▶ [Exercise goal]:
Read through the data and report every line in which the word "JSON" occurs.

(Dataset excerpt)

::::::::

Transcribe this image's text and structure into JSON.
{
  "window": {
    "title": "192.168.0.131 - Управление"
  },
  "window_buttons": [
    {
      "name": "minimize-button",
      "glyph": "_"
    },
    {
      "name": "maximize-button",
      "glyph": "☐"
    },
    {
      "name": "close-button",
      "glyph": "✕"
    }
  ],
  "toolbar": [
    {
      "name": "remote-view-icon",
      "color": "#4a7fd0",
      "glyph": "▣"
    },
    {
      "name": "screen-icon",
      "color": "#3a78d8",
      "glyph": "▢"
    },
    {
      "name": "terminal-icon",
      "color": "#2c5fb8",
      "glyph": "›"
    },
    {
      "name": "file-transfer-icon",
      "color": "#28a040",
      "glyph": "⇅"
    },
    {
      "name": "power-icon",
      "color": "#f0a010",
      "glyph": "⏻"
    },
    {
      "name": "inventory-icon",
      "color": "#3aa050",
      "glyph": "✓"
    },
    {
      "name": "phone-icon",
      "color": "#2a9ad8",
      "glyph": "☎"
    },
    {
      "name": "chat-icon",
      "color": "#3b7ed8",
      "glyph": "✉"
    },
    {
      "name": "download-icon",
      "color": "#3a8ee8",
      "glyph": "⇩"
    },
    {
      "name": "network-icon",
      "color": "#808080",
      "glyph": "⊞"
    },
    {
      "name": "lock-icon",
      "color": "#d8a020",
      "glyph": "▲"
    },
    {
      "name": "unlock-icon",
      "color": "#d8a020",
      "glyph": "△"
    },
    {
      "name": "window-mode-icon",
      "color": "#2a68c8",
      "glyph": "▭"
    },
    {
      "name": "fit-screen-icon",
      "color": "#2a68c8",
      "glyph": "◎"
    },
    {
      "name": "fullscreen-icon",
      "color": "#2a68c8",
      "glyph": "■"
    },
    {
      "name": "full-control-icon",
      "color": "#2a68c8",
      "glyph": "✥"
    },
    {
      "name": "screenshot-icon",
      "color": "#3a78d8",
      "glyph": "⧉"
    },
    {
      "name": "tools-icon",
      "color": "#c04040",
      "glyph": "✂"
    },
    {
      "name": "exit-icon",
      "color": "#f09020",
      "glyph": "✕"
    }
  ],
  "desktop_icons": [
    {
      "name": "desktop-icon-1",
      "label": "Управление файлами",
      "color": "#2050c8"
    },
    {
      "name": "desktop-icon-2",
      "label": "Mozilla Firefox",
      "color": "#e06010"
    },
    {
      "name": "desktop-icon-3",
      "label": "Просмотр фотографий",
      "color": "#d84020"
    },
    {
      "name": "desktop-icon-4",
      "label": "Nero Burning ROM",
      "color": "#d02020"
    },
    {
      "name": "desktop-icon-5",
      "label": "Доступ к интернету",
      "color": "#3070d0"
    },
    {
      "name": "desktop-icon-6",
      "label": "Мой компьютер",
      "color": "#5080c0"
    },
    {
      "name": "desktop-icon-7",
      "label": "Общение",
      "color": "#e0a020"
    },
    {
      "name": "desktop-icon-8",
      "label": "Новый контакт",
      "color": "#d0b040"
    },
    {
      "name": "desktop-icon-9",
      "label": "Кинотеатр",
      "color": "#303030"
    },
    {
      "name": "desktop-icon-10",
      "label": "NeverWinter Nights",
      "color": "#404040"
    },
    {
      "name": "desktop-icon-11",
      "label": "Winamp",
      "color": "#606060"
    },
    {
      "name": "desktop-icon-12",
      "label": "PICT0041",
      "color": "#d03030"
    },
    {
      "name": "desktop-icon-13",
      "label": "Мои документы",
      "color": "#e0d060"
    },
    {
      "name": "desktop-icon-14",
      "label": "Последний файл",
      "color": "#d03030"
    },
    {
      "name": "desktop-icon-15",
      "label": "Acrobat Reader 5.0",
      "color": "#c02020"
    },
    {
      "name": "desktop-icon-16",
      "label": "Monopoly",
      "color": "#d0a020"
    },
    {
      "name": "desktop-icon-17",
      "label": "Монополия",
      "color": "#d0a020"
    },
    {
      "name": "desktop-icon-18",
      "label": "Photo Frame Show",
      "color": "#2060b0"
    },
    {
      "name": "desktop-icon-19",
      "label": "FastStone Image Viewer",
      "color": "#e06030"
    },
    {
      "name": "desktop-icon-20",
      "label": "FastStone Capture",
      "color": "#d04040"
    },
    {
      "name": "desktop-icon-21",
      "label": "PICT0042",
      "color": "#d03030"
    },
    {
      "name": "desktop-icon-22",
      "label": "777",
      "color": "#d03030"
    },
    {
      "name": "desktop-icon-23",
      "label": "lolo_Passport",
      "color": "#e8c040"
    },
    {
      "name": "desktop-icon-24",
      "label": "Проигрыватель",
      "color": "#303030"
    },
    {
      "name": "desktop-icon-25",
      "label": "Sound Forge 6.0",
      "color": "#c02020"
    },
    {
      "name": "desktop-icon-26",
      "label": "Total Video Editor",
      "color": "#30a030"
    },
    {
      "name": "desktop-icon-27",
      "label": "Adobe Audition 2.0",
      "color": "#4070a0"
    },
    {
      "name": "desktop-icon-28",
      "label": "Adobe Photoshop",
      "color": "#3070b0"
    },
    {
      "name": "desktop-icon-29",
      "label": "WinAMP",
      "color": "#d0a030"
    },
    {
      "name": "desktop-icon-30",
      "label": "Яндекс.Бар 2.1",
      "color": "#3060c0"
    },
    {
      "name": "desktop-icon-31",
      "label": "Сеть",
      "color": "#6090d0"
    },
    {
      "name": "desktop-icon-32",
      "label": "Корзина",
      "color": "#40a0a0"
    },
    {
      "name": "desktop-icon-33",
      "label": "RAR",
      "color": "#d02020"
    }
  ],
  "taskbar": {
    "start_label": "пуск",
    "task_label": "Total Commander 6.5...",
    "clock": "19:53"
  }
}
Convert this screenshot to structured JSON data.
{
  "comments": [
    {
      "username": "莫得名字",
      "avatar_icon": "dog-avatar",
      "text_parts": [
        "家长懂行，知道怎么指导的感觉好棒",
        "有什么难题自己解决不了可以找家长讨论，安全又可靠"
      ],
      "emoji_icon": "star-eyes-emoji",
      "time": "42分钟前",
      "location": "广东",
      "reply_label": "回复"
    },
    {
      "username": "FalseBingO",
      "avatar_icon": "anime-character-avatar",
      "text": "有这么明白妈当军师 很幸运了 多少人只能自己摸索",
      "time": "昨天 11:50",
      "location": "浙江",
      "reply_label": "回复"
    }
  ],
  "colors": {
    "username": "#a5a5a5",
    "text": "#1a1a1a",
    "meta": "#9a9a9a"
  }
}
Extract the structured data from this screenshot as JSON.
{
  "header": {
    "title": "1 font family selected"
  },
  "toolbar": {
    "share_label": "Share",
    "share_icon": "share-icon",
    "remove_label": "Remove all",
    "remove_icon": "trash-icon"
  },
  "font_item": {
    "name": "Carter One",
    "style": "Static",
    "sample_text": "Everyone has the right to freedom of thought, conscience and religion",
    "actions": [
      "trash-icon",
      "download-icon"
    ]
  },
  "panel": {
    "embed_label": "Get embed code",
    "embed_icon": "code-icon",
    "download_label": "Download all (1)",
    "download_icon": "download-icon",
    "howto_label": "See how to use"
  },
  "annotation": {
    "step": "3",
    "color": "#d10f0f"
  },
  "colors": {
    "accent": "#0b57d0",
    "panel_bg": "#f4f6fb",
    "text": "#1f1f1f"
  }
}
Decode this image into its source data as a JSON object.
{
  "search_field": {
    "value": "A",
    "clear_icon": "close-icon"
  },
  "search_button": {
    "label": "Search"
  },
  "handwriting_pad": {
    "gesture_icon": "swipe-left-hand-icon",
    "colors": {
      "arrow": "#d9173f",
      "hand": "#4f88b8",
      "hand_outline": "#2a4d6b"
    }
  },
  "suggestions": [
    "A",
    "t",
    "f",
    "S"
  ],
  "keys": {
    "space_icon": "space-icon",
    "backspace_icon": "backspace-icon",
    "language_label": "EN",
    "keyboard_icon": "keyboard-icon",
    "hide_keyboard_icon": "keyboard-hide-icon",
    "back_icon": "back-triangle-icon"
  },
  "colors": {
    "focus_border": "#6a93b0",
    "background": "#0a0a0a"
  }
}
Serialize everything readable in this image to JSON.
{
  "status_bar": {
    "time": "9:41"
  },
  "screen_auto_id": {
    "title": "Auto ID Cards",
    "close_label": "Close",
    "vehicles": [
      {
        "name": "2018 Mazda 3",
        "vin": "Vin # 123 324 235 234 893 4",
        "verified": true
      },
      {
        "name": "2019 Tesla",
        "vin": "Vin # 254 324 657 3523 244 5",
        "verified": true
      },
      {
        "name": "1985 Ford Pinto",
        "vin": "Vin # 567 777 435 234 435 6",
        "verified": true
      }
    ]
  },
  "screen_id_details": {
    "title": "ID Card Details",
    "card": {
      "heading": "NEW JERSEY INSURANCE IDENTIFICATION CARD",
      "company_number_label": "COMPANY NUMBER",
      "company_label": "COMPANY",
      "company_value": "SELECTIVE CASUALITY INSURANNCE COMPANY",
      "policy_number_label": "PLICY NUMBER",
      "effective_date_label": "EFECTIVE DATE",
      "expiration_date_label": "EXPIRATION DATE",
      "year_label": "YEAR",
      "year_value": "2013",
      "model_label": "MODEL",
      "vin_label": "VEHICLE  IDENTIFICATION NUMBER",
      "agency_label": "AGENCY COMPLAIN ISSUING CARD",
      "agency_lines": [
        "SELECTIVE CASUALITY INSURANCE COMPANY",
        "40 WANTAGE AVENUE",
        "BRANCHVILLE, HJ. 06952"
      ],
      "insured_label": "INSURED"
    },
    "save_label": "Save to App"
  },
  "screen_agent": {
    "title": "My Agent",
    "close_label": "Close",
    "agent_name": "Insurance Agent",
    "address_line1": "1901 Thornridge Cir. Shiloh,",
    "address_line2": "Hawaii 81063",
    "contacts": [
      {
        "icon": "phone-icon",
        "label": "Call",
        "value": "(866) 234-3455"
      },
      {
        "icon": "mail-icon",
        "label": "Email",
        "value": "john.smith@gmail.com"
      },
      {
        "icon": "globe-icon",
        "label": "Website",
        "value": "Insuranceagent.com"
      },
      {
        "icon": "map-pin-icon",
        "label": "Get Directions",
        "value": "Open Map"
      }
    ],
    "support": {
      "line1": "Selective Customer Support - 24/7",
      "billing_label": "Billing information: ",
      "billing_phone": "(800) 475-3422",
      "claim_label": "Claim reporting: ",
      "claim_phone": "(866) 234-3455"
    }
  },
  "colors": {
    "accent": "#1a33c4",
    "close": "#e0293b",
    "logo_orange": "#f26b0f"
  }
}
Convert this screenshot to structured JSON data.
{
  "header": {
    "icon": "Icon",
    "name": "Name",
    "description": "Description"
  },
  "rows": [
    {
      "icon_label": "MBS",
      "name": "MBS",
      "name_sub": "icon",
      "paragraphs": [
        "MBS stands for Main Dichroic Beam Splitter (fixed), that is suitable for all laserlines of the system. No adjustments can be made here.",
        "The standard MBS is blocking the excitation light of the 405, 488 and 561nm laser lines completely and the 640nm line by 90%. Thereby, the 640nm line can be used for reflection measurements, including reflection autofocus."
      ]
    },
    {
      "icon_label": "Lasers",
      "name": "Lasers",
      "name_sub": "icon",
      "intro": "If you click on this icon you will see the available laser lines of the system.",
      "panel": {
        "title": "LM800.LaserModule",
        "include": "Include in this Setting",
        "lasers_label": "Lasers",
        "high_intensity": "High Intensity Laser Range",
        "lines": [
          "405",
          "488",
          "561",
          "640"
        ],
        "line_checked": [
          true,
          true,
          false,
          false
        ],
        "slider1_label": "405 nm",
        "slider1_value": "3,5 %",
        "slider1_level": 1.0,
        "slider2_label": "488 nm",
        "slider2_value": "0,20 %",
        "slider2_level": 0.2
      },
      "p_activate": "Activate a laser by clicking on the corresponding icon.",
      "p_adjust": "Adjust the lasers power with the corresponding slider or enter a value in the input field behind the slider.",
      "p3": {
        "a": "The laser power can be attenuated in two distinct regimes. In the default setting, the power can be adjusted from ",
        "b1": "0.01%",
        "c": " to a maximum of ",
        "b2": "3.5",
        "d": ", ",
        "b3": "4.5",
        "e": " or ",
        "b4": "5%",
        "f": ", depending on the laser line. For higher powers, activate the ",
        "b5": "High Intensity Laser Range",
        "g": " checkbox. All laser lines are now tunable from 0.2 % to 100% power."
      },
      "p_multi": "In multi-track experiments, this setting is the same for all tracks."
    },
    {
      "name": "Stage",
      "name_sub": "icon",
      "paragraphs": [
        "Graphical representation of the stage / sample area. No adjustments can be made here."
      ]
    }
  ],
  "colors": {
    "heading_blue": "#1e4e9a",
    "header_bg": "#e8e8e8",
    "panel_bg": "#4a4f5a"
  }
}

::::::::

▶ [Answer in full]:
Transcribe this image's text and structure into JSON.
Convert this screenshot to structured JSON data.
Extract the structured data from this screenshot as JSON.
Decode this image into its source data as a JSON object.
Serialize everything readable in this image to JSON.
Convert this screenshot to structured JSON data.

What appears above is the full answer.